• [WORK REQUIRED] Extract the line that contains "Convert this document image to plain text." and every line after it to the end of the records below, exactly as written and nothing else.

• [RECORDS PROVIDED]
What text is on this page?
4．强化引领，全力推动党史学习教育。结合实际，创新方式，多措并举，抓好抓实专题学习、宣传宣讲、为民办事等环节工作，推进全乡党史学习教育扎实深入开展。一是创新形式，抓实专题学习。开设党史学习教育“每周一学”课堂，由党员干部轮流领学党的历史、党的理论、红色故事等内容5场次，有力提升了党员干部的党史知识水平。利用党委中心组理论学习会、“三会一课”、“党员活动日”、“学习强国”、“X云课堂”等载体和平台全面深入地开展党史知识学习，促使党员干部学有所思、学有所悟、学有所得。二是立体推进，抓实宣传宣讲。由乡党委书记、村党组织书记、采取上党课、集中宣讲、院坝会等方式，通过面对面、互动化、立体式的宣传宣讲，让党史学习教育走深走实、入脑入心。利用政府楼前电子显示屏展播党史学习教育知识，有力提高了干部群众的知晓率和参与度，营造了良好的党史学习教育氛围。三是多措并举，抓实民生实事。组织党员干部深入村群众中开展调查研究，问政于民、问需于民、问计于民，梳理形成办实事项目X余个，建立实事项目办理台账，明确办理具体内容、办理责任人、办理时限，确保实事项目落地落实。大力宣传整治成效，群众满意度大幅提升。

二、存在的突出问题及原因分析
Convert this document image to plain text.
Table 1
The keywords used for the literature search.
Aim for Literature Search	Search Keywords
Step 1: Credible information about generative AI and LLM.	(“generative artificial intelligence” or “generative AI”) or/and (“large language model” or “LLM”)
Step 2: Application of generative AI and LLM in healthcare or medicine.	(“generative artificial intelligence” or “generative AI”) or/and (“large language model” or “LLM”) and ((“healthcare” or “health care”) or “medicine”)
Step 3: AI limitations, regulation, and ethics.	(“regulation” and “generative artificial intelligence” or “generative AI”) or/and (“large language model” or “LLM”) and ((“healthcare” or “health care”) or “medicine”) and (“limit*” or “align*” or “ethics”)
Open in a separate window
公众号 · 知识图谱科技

• [ANSWER TO THIS EXERCISE]
Convert this document image to plain text.
Table 1
The keywords used for the literature search.
Aim for Literature Search	Search Keywords
Step 1: Credible information about generative AI and LLM.	(“generative artificial intelligence” or “generative AI”) or/and (“large language model” or “LLM”)
Step 2: Application of generative AI and LLM in healthcare or medicine.	(“generative artificial intelligence” or “generative AI”) or/and (“large language model” or “LLM”) and ((“healthcare” or “health care”) or “medicine”)
Step 3: AI limitations, regulation, and ethics.	(“regulation” and “generative artificial intelligence” or “generative AI”) or/and (“large language model” or “LLM”) and ((“healthcare” or “health care”) or “medicine”) and (“limit*” or “align*” or “ethics”)
Open in a separate window
公众号 · 知识图谱科技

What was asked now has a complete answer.